» WORK TASK:
The result should be an exact copy of every record, with no pictures kept.

Items from a data source:
****

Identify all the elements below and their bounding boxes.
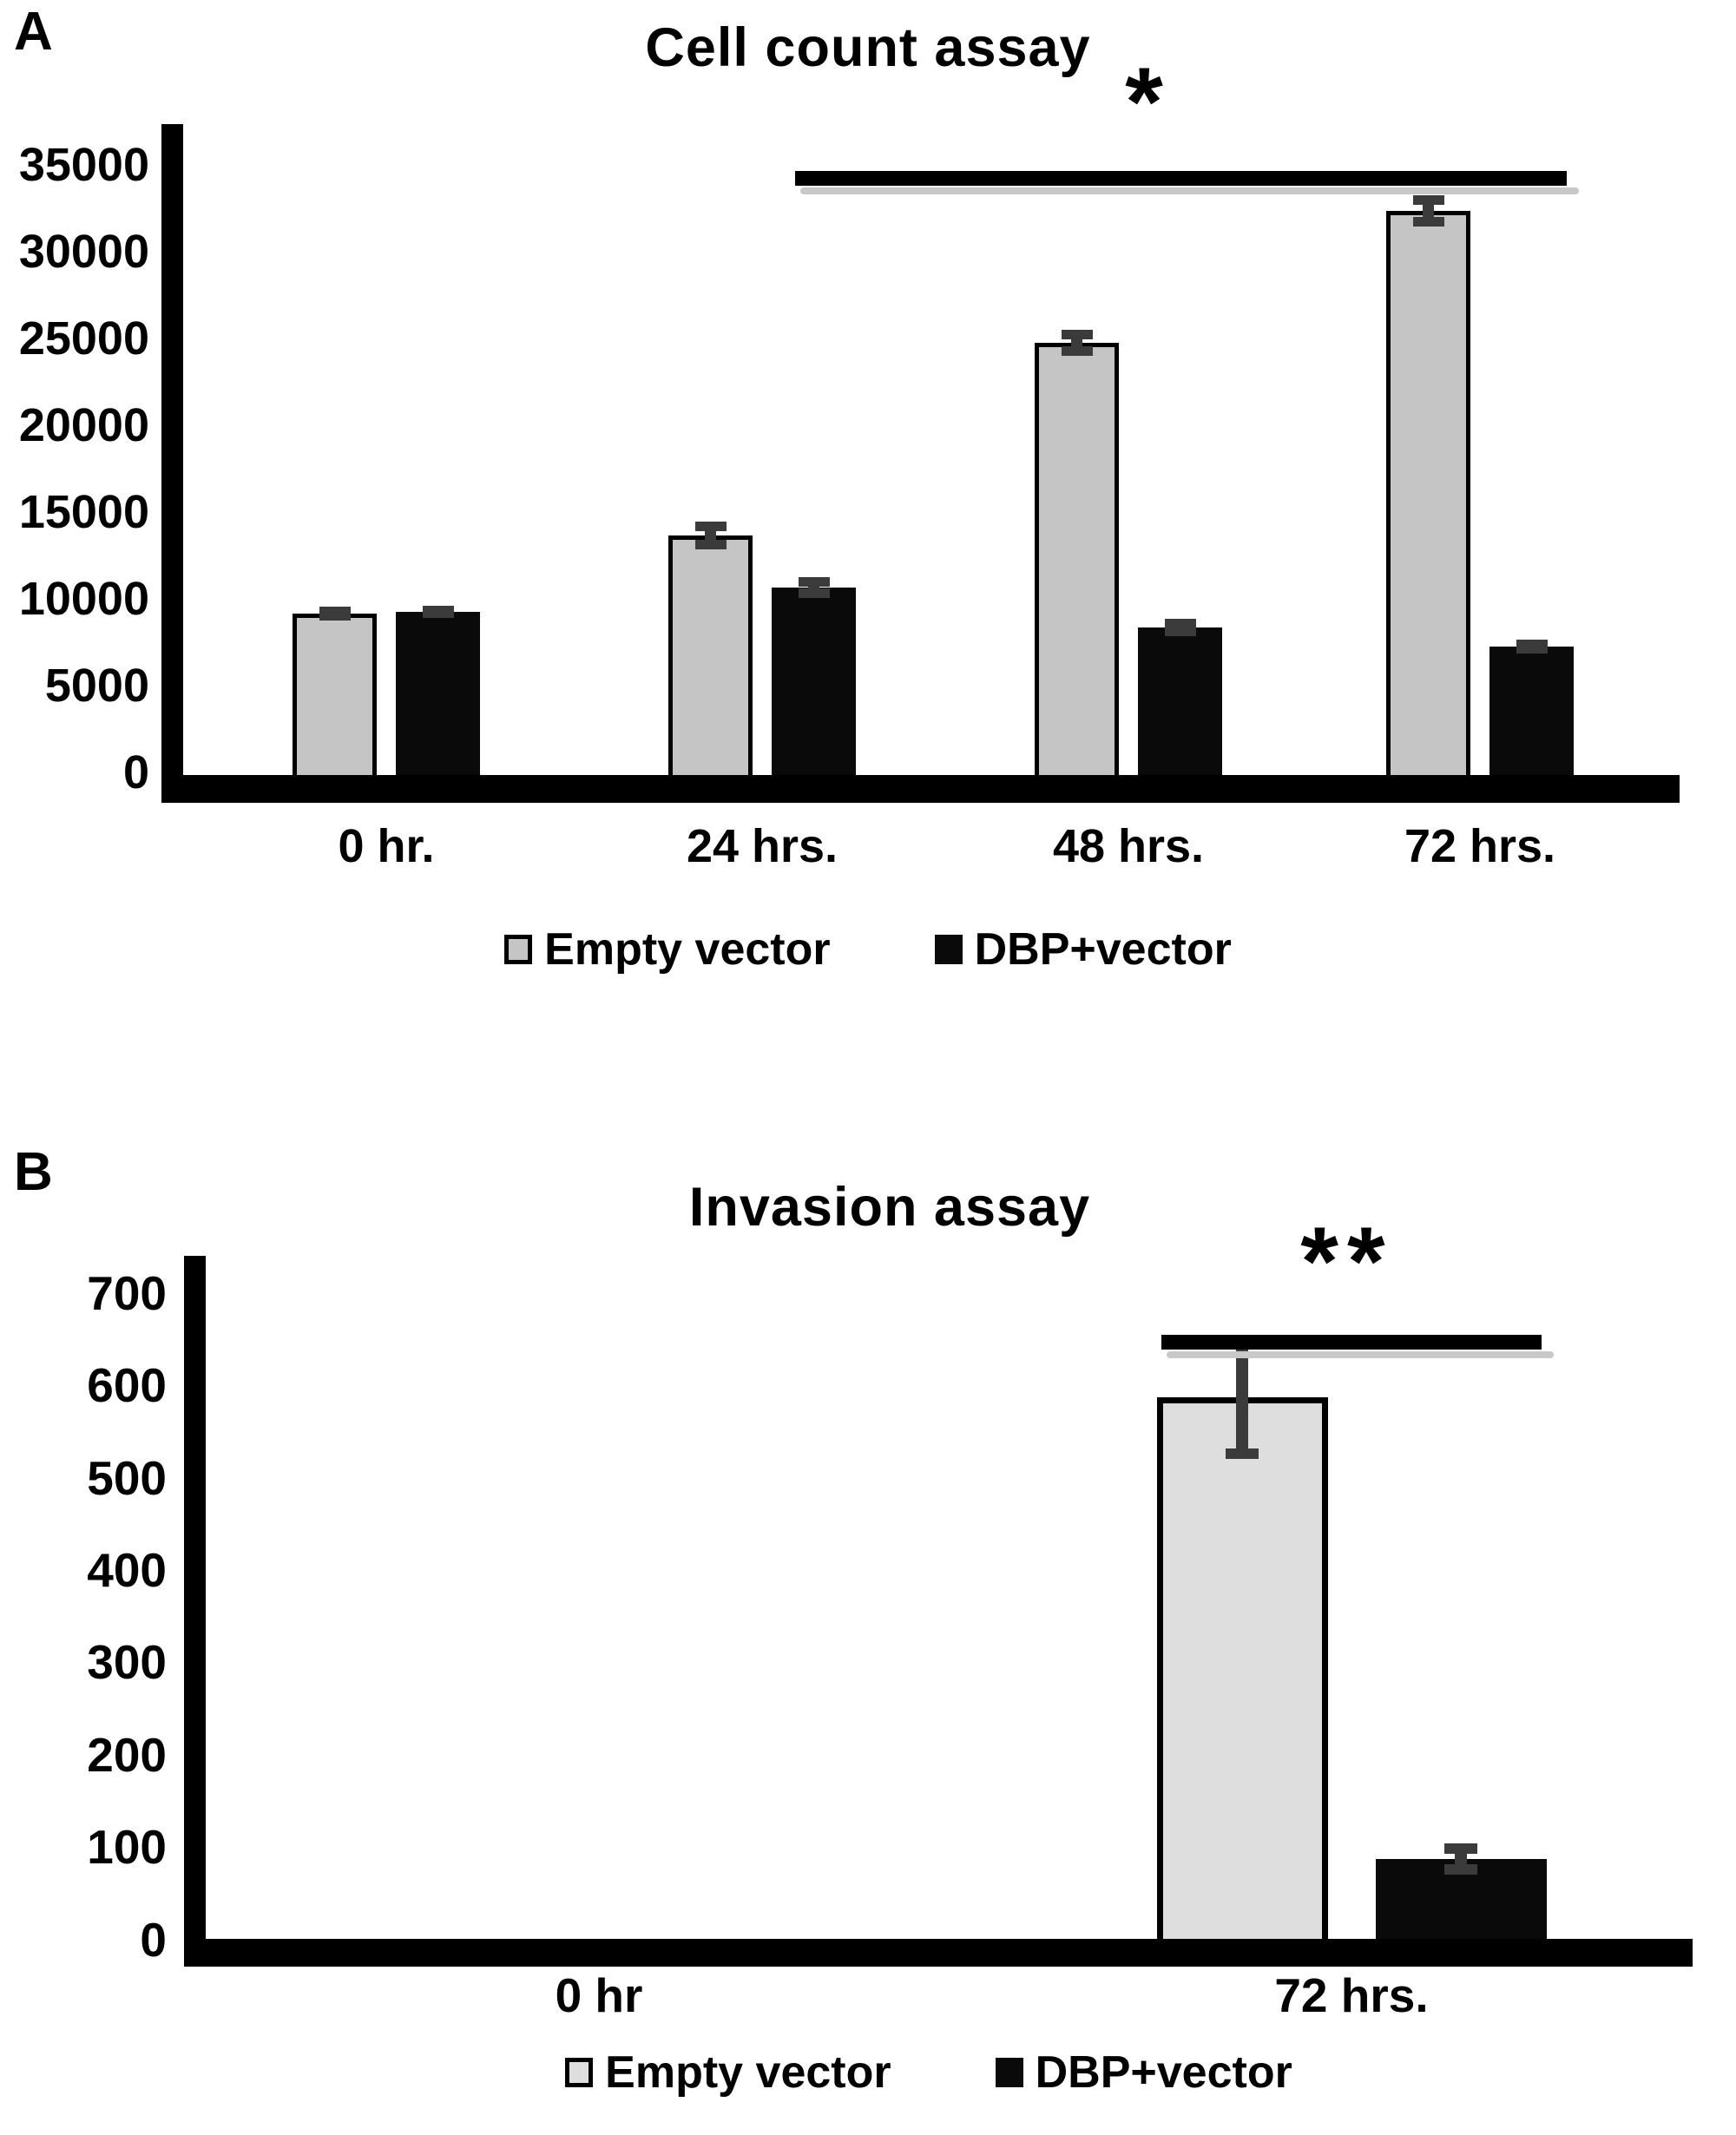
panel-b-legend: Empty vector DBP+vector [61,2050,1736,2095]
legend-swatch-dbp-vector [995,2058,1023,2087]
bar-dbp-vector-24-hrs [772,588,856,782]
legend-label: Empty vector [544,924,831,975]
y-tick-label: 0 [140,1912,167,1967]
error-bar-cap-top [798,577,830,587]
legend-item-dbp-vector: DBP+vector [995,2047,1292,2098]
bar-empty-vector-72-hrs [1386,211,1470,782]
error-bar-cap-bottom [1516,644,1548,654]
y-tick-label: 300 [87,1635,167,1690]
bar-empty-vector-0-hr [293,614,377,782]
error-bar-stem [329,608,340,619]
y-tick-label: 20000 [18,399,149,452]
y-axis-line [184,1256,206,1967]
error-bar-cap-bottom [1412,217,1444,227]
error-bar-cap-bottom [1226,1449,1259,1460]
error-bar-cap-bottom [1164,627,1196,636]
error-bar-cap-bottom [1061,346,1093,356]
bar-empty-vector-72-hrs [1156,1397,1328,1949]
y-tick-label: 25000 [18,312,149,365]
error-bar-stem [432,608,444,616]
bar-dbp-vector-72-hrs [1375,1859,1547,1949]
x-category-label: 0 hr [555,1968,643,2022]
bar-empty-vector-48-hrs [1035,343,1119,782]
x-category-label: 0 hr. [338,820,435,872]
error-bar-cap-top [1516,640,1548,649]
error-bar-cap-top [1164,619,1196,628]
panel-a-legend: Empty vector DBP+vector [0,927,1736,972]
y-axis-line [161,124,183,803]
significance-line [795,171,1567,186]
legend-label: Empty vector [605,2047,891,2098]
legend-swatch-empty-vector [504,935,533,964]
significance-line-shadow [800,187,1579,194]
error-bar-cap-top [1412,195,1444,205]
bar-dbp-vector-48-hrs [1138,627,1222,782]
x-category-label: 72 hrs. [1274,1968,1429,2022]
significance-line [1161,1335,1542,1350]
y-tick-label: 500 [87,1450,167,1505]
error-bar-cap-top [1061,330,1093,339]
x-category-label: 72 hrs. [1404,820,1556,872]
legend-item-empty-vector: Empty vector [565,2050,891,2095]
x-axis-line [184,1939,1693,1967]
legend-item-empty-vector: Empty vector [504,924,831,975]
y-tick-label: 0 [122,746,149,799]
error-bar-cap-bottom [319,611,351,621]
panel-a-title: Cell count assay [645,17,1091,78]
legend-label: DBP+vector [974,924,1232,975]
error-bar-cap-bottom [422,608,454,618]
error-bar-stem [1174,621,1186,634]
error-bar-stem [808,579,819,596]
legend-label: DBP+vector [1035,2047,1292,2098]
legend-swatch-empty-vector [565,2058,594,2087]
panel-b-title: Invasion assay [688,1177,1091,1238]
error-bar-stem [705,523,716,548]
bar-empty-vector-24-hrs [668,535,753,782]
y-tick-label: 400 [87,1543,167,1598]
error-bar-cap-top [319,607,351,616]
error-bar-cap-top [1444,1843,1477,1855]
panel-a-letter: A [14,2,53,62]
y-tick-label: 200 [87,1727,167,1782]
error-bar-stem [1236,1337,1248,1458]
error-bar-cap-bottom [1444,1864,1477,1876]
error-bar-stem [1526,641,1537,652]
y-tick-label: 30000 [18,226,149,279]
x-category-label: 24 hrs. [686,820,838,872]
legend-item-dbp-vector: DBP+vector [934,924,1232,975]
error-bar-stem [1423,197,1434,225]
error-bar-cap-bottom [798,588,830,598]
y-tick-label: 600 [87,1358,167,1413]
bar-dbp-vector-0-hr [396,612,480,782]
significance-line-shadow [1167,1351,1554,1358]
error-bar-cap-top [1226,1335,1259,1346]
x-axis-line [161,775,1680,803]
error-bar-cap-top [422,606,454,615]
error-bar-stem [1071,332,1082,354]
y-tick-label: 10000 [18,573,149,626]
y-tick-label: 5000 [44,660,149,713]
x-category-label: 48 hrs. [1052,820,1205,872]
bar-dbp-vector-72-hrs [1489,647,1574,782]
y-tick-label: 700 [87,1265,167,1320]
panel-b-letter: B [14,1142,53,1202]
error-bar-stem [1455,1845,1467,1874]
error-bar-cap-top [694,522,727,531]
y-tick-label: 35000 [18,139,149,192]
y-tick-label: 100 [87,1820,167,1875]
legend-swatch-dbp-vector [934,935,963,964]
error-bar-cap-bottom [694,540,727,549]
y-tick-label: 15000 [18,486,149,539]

****

» TASK RESPONSE:
Identify all the elements below and their bounding boxes.
panel-b-legend: Empty vector DBP+vector [61,2050,1736,2095]
legend-swatch-dbp-vector [995,2058,1023,2087]
bar-dbp-vector-24-hrs [772,588,856,782]
legend-label: Empty vector [544,924,831,975]
y-tick-label: 0 [140,1912,167,1967]
error-bar-cap-top [798,577,830,587]
legend-item-dbp-vector: DBP+vector [995,2047,1292,2098]
bar-empty-vector-72-hrs [1386,211,1470,782]
error-bar-cap-bottom [1516,644,1548,654]
y-tick-label: 300 [87,1635,167,1690]
bar-empty-vector-0-hr [293,614,377,782]
error-bar-stem [329,608,340,619]
y-tick-label: 20000 [18,399,149,452]
y-axis-line [184,1256,206,1967]
error-bar-cap-bottom [1412,217,1444,227]
error-bar-cap-bottom [1226,1449,1259,1460]
error-bar-cap-bottom [1164,627,1196,636]
error-bar-cap-bottom [1061,346,1093,356]
bar-empty-vector-72-hrs [1156,1397,1328,1949]
y-tick-label: 25000 [18,312,149,365]
error-bar-stem [432,608,444,616]
bar-dbp-vector-72-hrs [1375,1859,1547,1949]
x-category-label: 0 hr [555,1968,643,2022]
bar-empty-vector-48-hrs [1035,343,1119,782]
x-category-label: 0 hr. [338,820,435,872]
error-bar-cap-top [1516,640,1548,649]
error-bar-cap-top [1164,619,1196,628]
panel-a-legend: Empty vector DBP+vector [0,927,1736,972]
y-axis-line [161,124,183,803]
significance-line [795,171,1567,186]
legend-label: Empty vector [605,2047,891,2098]
legend-swatch-empty-vector [504,935,533,964]
significance-line-shadow [800,187,1579,194]
error-bar-cap-top [1412,195,1444,205]
bar-dbp-vector-48-hrs [1138,627,1222,782]
x-category-label: 72 hrs. [1274,1968,1429,2022]
significance-line [1161,1335,1542,1350]
y-tick-label: 500 [87,1450,167,1505]
error-bar-cap-top [1061,330,1093,339]
x-category-label: 72 hrs. [1404,820,1556,872]
legend-item-empty-vector: Empty vector [565,2050,891,2095]
x-axis-line [184,1939,1693,1967]
legend-item-empty-vector: Empty vector [504,924,831,975]
y-tick-label: 0 [122,746,149,799]
error-bar-cap-bottom [319,611,351,621]
panel-a-title: Cell count assay [645,17,1091,78]
legend-label: DBP+vector [974,924,1232,975]
error-bar-cap-bottom [422,608,454,618]
error-bar-stem [1174,621,1186,634]
error-bar-stem [808,579,819,596]
legend-label: DBP+vector [1035,2047,1292,2098]
legend-swatch-empty-vector [565,2058,594,2087]
panel-b-title: Invasion assay [688,1177,1091,1238]
error-bar-stem [705,523,716,548]
bar-empty-vector-24-hrs [668,535,753,782]
y-tick-label: 400 [87,1543,167,1598]
error-bar-cap-top [319,607,351,616]
error-bar-cap-top [1444,1843,1477,1855]
panel-a-letter: A [14,2,53,62]
y-tick-label: 200 [87,1727,167,1782]
error-bar-stem [1236,1337,1248,1458]
error-bar-cap-bottom [1444,1864,1477,1876]
error-bar-stem [1526,641,1537,652]
y-tick-label: 30000 [18,226,149,279]
x-category-label: 24 hrs. [686,820,838,872]
legend-item-dbp-vector: DBP+vector [934,924,1232,975]
error-bar-stem [1423,197,1434,225]
error-bar-cap-bottom [798,588,830,598]
y-tick-label: 600 [87,1358,167,1413]
bar-dbp-vector-0-hr [396,612,480,782]
significance-line-shadow [1167,1351,1554,1358]
error-bar-cap-top [1226,1335,1259,1346]
x-axis-line [161,775,1680,803]
error-bar-cap-top [422,606,454,615]
error-bar-stem [1071,332,1082,354]
y-tick-label: 10000 [18,573,149,626]
y-tick-label: 5000 [44,660,149,713]
x-category-label: 48 hrs. [1052,820,1205,872]
bar-dbp-vector-72-hrs [1489,647,1574,782]
y-tick-label: 700 [87,1265,167,1320]
panel-b-letter: B [14,1142,53,1202]
error-bar-stem [1455,1845,1467,1874]
error-bar-cap-top [694,522,727,531]
y-tick-label: 35000 [18,139,149,192]
y-tick-label: 100 [87,1820,167,1875]
legend-swatch-dbp-vector [934,935,963,964]
error-bar-cap-bottom [694,540,727,549]
y-tick-label: 15000 [18,486,149,539]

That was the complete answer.